──────── RECORD SET
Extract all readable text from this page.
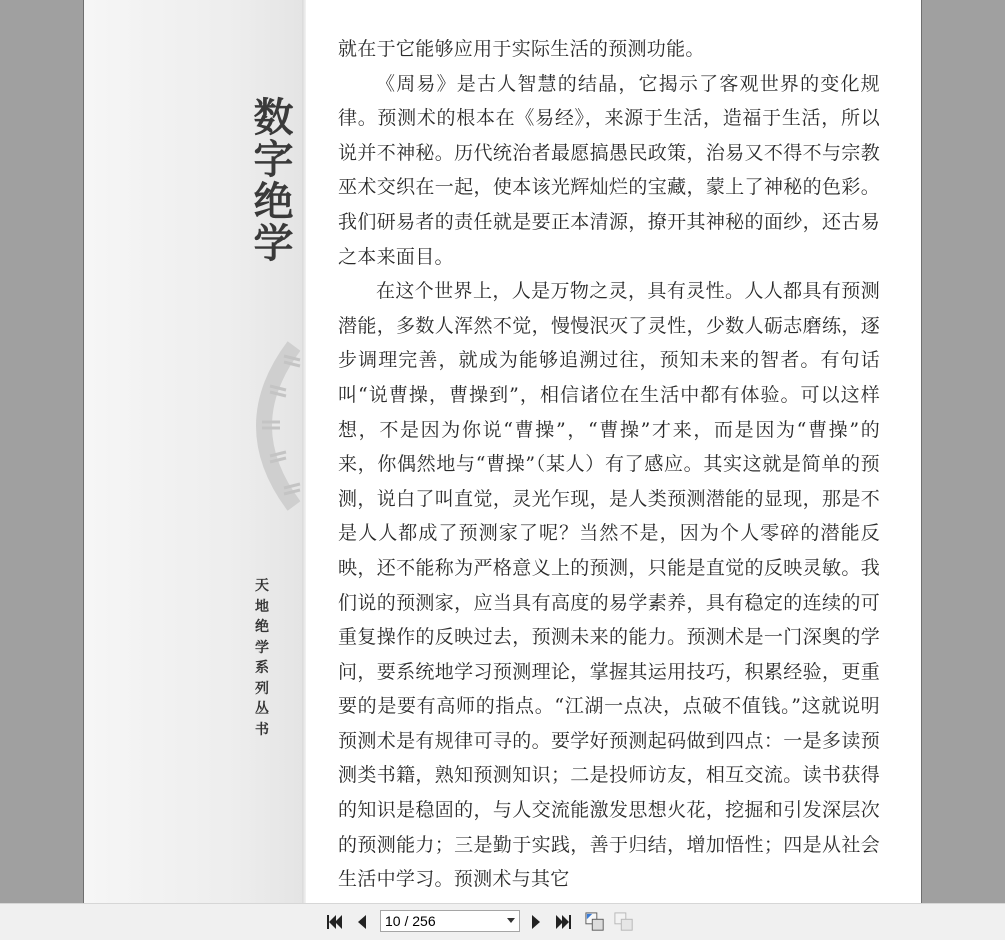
数字绝学
天
地
绝
学
系
列
丛
书

就在于它能够应用于实际生活的预测功能。

《周易》是古人智慧的结晶，它揭示了客观世界的变化规律。预测术的根本在《易经》，来源于生活，造福于生活，所以说并不神秘。历代统治者最愿搞愚民政策，治易又不得不与宗教巫术交织在一起，使本该光辉灿烂的宝藏，蒙上了神秘的色彩。我们研易者的责任就是要正本清源，撩开其神秘的面纱，还古易之本来面目。

在这个世界上，人是万物之灵，具有灵性。人人都具有预测潜能，多数人浑然不觉，慢慢泯灭了灵性，少数人砺志磨练，逐步调理完善，就成为能够追溯过往，预知未来的智者。有句话叫“说曹操，曹操到”，相信诸位在生活中都有体验。可以这样想，不是因为你说“曹操”，“曹操”才来，而是因为“曹操”的来，你偶然地与“曹操”（某人）有了感应。其实这就是简单的预测，说白了叫直觉，灵光乍现，是人类预测潜能的显现，那是不是人人都成了预测家了呢？当然不是，因为个人零碎的潜能反映，还不能称为严格意义上的预测，只能是直觉的反映灵敏。我们说的预测家，应当具有高度的易学素养，具有稳定的连续的可重复操作的反映过去，预测未来的能力。预测术是一门深奥的学问，要系统地学习预测理论，掌握其运用技巧，积累经验，更重要的是要有高师的指点。“江湖一点决，点破不值钱。”这就说明预测术是有规律可寻的。要学好预测起码做到四点：一是多读预测类书籍，熟知预测知识；二是投师访友，相互交流。读书获得的知识是稳固的，与人交流能激发思想火花，挖掘和引发深层次的预测能力；三是勤于实践，善于归结，增加悟性；四是从社会生活中学习。预测术与其它

10 / 256
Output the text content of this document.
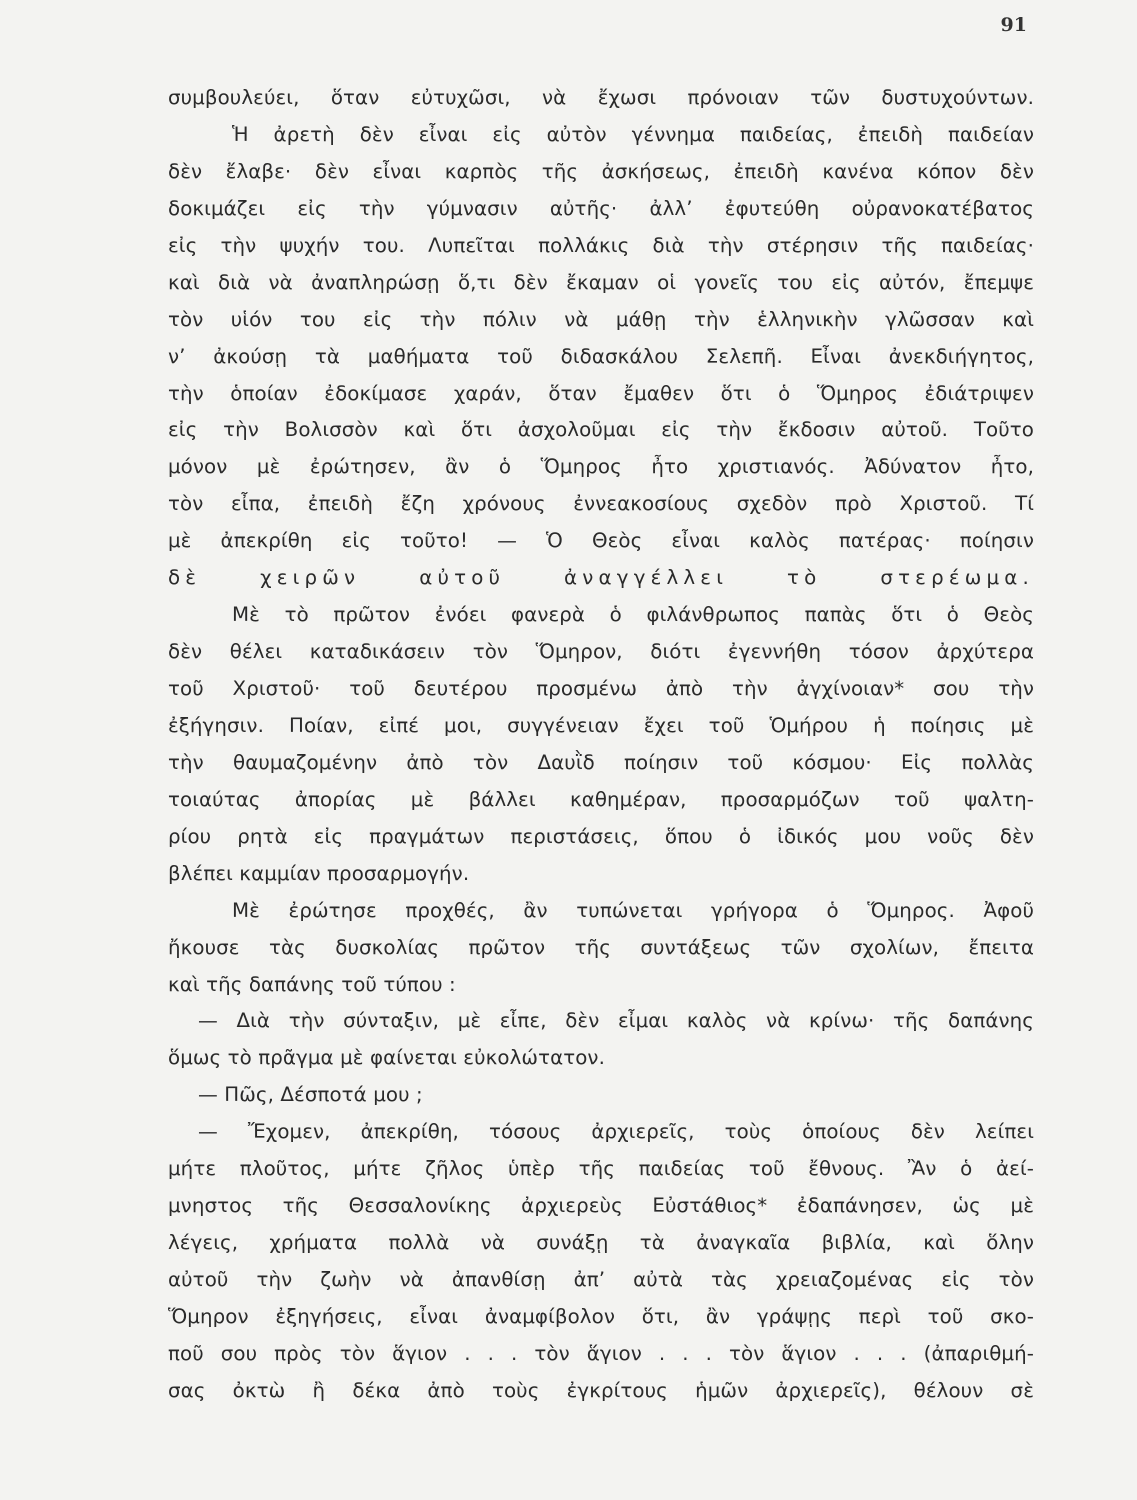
91
συμβουλεύει, ὅταν εὐτυχῶσι, νὰ ἔχωσι πρόνοιαν τῶν δυστυχούντων.
Ἡ ἀρετὴ δὲν εἶναι εἰς αὐτὸν γέννημα παιδείας, ἐπειδὴ παιδείαν
δὲν ἔλαβε· δὲν εἶναι καρπὸς τῆς ἀσκήσεως, ἐπειδὴ κανένα κόπον δὲν
δοκιμάζει εἰς τὴν γύμνασιν αὐτῆς· ἀλλ’ ἐφυτεύθη οὐρανοκατέβατος
εἰς τὴν ψυχήν του. Λυπεῖται πολλάκις διὰ τὴν στέρησιν τῆς παιδείας·
καὶ διὰ νὰ ἀναπληρώσῃ ὅ,τι δὲν ἔκαμαν οἱ γονεῖς του εἰς αὐτόν, ἔπεμψε
τὸν υἱόν του εἰς τὴν πόλιν νὰ μάθῃ τὴν ἑλληνικὴν γλῶσσαν καὶ
ν’ ἀκούσῃ τὰ μαθήματα τοῦ διδασκάλου Σελεπῆ. Εἶναι ἀνεκδιήγητος,
τὴν ὁποίαν ἐδοκίμασε χαράν, ὅταν ἔμαθεν ὅτι ὁ Ὅμηρος ἐδιάτριψεν
εἰς τὴν Βολισσὸν καὶ ὅτι ἀσχολοῦμαι εἰς τὴν ἔκδοσιν αὐτοῦ. Τοῦτο
μόνον μὲ ἐρώτησεν, ἂν ὁ Ὅμηρος ἦτο χριστιανός. Ἀδύνατον ἦτο,
τὸν εἶπα, ἐπειδὴ ἔζη χρόνους ἐννεακοσίους σχεδὸν πρὸ Χριστοῦ. Τί
μὲ ἀπεκρίθη εἰς τοῦτο! — Ὁ Θεὸς εἶναι καλὸς πατέρας· ποίησιν
δὲ χειρῶν αὐτοῦ ἀναγγέλλει τὸ στερέωμα.
Μὲ τὸ πρῶτον ἐνόει φανερὰ ὁ φιλάνθρωπος παπὰς ὅτι ὁ Θεὸς
δὲν θέλει καταδικάσειν τὸν Ὅμηρον, διότι ἐγεννήθη τόσον ἀρχύτερα
τοῦ Χριστοῦ· τοῦ δευτέρου προσμένω ἀπὸ τὴν ἀγχίνοιαν* σου τὴν
ἐξήγησιν. Ποίαν, εἰπέ μοι, συγγένειαν ἔχει τοῦ Ὁμήρου ἡ ποίησις μὲ
τὴν θαυμαζομένην ἀπὸ τὸν Δαυῒδ ποίησιν τοῦ κόσμου· Εἰς πολλὰς
τοιαύτας ἀπορίας μὲ βάλλει καθημέραν, προσαρμόζων τοῦ ψαλτη-
ρίου ρητὰ εἰς πραγμάτων περιστάσεις, ὅπου ὁ ἰδικός μου νοῦς δὲν
βλέπει καμμίαν προσαρμογήν.
Μὲ ἐρώτησε προχθές, ἂν τυπώνεται γρήγορα ὁ Ὅμηρος. Ἀφοῦ
ἤκουσε τὰς δυσκολίας πρῶτον τῆς συντάξεως τῶν σχολίων, ἔπειτα
καὶ τῆς δαπάνης τοῦ τύπου :
— Διὰ τὴν σύνταξιν, μὲ εἶπε, δὲν εἶμαι καλὸς νὰ κρίνω· τῆς δαπάνης
ὅμως τὸ πρᾶγμα μὲ φαίνεται εὐκολώτατον.
— Πῶς, Δέσποτά μου ;
— Ἔχομεν, ἀπεκρίθη, τόσους ἀρχιερεῖς, τοὺς ὁποίους δὲν λείπει
μήτε πλοῦτος, μήτε ζῆλος ὑπὲρ τῆς παιδείας τοῦ ἔθνους. Ἂν ὁ ἀεί-
μνηστος τῆς Θεσσαλονίκης ἀρχιερεὺς Εὐστάθιος* ἐδαπάνησεν, ὡς μὲ
λέγεις, χρήματα πολλὰ νὰ συνάξῃ τὰ ἀναγκαῖα βιβλία, καὶ ὅλην
αὐτοῦ τὴν ζωὴν νὰ ἀπανθίσῃ ἀπ’ αὐτὰ τὰς χρειαζομένας εἰς τὸν
Ὅμηρον ἐξηγήσεις, εἶναι ἀναμφίβολον ὅτι, ἂν γράψῃς περὶ τοῦ σκο-
ποῦ σου πρὸς τὸν ἅγιον . . . τὸν ἅγιον . . . τὸν ἅγιον . . . (ἀπαριθμή-
σας ὀκτὼ ἢ δέκα ἀπὸ τοὺς ἐγκρίτους ἡμῶν ἀρχιερεῖς), θέλουν σὲ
────────────────
- STATED GOAL
Where a line above holds the string "αὐτοῦ", show that line.

- TASK RESPONSE
εἰς τὴν Βολισσὸν καὶ ὅτι ἀσχολοῦμαι εἰς τὴν ἔκδοσιν αὐτοῦ. Τοῦτο
δὲ χειρῶν αὐτοῦ ἀναγγέλλει τὸ στερέωμα.
αὐτοῦ τὴν ζωὴν νὰ ἀπανθίσῃ ἀπ’ αὐτὰ τὰς χρειαζομένας εἰς τὸν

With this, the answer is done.